Short exercise: Extract all data as written.

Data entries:

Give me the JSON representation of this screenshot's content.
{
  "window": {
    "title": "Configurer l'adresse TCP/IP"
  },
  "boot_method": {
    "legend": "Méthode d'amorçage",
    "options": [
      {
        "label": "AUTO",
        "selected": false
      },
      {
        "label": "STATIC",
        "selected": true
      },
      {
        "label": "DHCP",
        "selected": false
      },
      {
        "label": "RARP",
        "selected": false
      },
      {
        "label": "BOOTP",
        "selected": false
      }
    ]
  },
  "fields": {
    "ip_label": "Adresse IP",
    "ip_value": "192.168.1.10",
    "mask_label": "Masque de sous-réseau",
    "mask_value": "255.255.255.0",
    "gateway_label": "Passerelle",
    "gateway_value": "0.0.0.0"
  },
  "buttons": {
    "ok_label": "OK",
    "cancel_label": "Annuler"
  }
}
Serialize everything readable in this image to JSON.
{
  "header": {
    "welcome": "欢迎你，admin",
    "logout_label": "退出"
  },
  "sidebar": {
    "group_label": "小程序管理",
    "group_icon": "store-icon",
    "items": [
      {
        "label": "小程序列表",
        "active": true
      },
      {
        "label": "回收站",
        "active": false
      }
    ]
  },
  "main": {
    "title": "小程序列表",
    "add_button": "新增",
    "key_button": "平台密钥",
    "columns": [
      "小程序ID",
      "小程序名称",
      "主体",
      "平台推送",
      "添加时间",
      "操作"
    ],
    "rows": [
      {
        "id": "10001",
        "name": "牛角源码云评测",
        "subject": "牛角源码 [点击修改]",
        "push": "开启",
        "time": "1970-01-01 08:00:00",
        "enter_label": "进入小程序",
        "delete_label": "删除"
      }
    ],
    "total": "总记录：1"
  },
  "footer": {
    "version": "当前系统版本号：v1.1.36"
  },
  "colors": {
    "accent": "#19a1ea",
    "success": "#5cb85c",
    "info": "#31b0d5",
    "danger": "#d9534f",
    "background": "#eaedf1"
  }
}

Expected answer:
Give me the JSON representation of this screenshot's content.
{
  "window": {
    "title": "Configurer l'adresse TCP/IP"
  },
  "boot_method": {
    "legend": "Méthode d'amorçage",
    "options": [
      {
        "label": "AUTO",
        "selected": false
      },
      {
        "label": "STATIC",
        "selected": true
      },
      {
        "label": "DHCP",
        "selected": false
      },
      {
        "label": "RARP",
        "selected": false
      },
      {
        "label": "BOOTP",
        "selected": false
      }
    ]
  },
  "fields": {
    "ip_label": "Adresse IP",
    "ip_value": "192.168.1.10",
    "mask_label": "Masque de sous-réseau",
    "mask_value": "255.255.255.0",
    "gateway_label": "Passerelle",
    "gateway_value": "0.0.0.0"
  },
  "buttons": {
    "ok_label": "OK",
    "cancel_label": "Annuler"
  }
}
Serialize everything readable in this image to JSON.
{
  "header": {
    "welcome": "欢迎你，admin",
    "logout_label": "退出"
  },
  "sidebar": {
    "group_label": "小程序管理",
    "group_icon": "store-icon",
    "items": [
      {
        "label": "小程序列表",
        "active": true
      },
      {
        "label": "回收站",
        "active": false
      }
    ]
  },
  "main": {
    "title": "小程序列表",
    "add_button": "新增",
    "key_button": "平台密钥",
    "columns": [
      "小程序ID",
      "小程序名称",
      "主体",
      "平台推送",
      "添加时间",
      "操作"
    ],
    "rows": [
      {
        "id": "10001",
        "name": "牛角源码云评测",
        "subject": "牛角源码 [点击修改]",
        "push": "开启",
        "time": "1970-01-01 08:00:00",
        "enter_label": "进入小程序",
        "delete_label": "删除"
      }
    ],
    "total": "总记录：1"
  },
  "footer": {
    "version": "当前系统版本号：v1.1.36"
  },
  "colors": {
    "accent": "#19a1ea",
    "success": "#5cb85c",
    "info": "#31b0d5",
    "danger": "#d9534f",
    "background": "#eaedf1"
  }
}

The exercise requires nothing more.